## Begin Data provided

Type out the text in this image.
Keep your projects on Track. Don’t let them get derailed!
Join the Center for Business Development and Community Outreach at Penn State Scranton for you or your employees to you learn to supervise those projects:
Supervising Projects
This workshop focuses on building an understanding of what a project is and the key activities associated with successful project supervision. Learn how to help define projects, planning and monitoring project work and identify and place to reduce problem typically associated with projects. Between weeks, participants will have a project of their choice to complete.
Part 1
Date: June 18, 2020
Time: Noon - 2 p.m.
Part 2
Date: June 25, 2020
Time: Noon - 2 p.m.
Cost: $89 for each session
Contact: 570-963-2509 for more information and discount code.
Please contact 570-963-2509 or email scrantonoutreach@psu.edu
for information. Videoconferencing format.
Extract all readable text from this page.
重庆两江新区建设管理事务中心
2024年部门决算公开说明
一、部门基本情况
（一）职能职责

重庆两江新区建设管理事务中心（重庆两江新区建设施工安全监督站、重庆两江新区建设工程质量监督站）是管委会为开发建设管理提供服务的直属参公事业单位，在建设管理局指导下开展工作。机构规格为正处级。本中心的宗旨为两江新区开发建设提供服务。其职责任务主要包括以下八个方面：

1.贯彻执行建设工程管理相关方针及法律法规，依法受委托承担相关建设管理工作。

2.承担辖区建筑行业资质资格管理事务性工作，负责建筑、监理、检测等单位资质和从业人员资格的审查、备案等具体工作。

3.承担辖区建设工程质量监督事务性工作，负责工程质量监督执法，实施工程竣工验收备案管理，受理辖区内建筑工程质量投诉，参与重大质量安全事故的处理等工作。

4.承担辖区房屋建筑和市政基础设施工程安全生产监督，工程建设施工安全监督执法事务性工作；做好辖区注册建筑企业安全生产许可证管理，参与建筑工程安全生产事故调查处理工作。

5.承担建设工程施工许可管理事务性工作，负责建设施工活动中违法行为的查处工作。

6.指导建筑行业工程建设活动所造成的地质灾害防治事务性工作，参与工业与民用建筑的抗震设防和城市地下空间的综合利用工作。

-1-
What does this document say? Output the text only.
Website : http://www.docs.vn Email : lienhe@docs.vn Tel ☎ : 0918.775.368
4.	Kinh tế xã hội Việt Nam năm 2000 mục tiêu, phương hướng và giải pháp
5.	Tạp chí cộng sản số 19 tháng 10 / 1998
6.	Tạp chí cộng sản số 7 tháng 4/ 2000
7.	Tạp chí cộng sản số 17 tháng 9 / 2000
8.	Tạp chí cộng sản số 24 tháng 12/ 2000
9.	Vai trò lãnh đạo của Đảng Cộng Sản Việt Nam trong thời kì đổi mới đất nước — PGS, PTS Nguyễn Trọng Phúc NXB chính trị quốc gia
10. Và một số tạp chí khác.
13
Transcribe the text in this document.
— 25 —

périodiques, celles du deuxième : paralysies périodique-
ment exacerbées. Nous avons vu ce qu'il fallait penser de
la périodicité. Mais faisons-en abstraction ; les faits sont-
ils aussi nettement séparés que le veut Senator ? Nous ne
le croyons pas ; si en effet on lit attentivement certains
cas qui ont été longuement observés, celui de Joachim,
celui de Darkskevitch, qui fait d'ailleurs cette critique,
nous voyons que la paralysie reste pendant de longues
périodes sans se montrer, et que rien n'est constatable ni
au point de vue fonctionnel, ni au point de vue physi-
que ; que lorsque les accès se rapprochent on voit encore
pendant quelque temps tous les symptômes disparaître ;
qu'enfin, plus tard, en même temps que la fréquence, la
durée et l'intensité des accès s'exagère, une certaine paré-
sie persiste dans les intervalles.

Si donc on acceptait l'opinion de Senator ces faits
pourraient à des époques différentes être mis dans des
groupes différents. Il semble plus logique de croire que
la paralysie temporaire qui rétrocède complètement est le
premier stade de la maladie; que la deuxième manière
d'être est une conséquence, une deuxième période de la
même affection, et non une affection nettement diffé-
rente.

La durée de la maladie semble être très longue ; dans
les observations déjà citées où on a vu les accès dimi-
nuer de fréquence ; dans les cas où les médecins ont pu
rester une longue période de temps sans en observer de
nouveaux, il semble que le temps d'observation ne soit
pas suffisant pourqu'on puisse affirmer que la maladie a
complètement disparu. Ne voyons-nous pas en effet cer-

## End Data provided

Quote, without any change, each line from the one that contains "Transcribe the text in this document." through the end of the material.

Transcribe the text in this document.
— 25 —

périodiques, celles du deuxième : paralysies périodique-
ment exacerbées. Nous avons vu ce qu'il fallait penser de
la périodicité. Mais faisons-en abstraction ; les faits sont-
ils aussi nettement séparés que le veut Senator ? Nous ne
le croyons pas ; si en effet on lit attentivement certains
cas qui ont été longuement observés, celui de Joachim,
celui de Darkskevitch, qui fait d'ailleurs cette critique,
nous voyons que la paralysie reste pendant de longues
périodes sans se montrer, et que rien n'est constatable ni
au point de vue fonctionnel, ni au point de vue physi-
que ; que lorsque les accès se rapprochent on voit encore
pendant quelque temps tous les symptômes disparaître ;
qu'enfin, plus tard, en même temps que la fréquence, la
durée et l'intensité des accès s'exagère, une certaine paré-
sie persiste dans les intervalles.

Si donc on acceptait l'opinion de Senator ces faits
pourraient à des époques différentes être mis dans des
groupes différents. Il semble plus logique de croire que
la paralysie temporaire qui rétrocède complètement est le
premier stade de la maladie; que la deuxième manière
d'être est une conséquence, une deuxième période de la
même affection, et non une affection nettement diffé-
rente.

La durée de la maladie semble être très longue ; dans
les observations déjà citées où on a vu les accès dimi-
nuer de fréquence ; dans les cas où les médecins ont pu
rester une longue période de temps sans en observer de
nouveaux, il semble que le temps d'observation ne soit
pas suffisant pourqu'on puisse affirmer que la maladie a
complètement disparu. Ne voyons-nous pas en effet cer-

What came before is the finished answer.